* BEGIN Data *

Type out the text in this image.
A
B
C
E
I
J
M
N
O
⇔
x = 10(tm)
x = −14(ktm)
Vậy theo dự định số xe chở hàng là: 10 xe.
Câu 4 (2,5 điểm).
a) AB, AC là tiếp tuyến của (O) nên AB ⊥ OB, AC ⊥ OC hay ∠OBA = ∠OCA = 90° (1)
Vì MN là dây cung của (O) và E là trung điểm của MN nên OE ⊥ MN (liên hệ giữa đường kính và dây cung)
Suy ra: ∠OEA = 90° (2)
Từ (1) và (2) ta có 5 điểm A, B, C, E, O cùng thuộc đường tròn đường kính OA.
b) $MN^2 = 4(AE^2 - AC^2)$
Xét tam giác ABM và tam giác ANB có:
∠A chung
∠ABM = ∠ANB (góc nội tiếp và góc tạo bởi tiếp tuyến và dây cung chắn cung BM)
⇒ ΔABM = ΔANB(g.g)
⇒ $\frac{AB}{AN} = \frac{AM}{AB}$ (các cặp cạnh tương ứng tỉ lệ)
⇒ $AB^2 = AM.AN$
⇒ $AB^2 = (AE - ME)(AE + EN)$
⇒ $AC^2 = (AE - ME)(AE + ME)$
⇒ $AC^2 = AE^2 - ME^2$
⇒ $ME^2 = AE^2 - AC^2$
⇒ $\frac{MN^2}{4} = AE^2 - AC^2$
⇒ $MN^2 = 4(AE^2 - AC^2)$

* END Data *

:: Exercise requirements ::
Write out all of the records once more, exactly.

:: Finished task ::
Type out the text in this image.
A
B
C
E
I
J
M
N
O
⇔
x = 10(tm)
x = −14(ktm)
Vậy theo dự định số xe chở hàng là: 10 xe.
Câu 4 (2,5 điểm).
a) AB, AC là tiếp tuyến của (O) nên AB ⊥ OB, AC ⊥ OC hay ∠OBA = ∠OCA = 90° (1)
Vì MN là dây cung của (O) và E là trung điểm của MN nên OE ⊥ MN (liên hệ giữa đường kính và dây cung)
Suy ra: ∠OEA = 90° (2)
Từ (1) và (2) ta có 5 điểm A, B, C, E, O cùng thuộc đường tròn đường kính OA.
b) $MN^2 = 4(AE^2 - AC^2)$
Xét tam giác ABM và tam giác ANB có:
∠A chung
∠ABM = ∠ANB (góc nội tiếp và góc tạo bởi tiếp tuyến và dây cung chắn cung BM)
⇒ ΔABM = ΔANB(g.g)
⇒ $\frac{AB}{AN} = \frac{AM}{AB}$ (các cặp cạnh tương ứng tỉ lệ)
⇒ $AB^2 = AM.AN$
⇒ $AB^2 = (AE - ME)(AE + EN)$
⇒ $AC^2 = (AE - ME)(AE + ME)$
⇒ $AC^2 = AE^2 - ME^2$
⇒ $ME^2 = AE^2 - AC^2$
⇒ $\frac{MN^2}{4} = AE^2 - AC^2$
⇒ $MN^2 = 4(AE^2 - AC^2)$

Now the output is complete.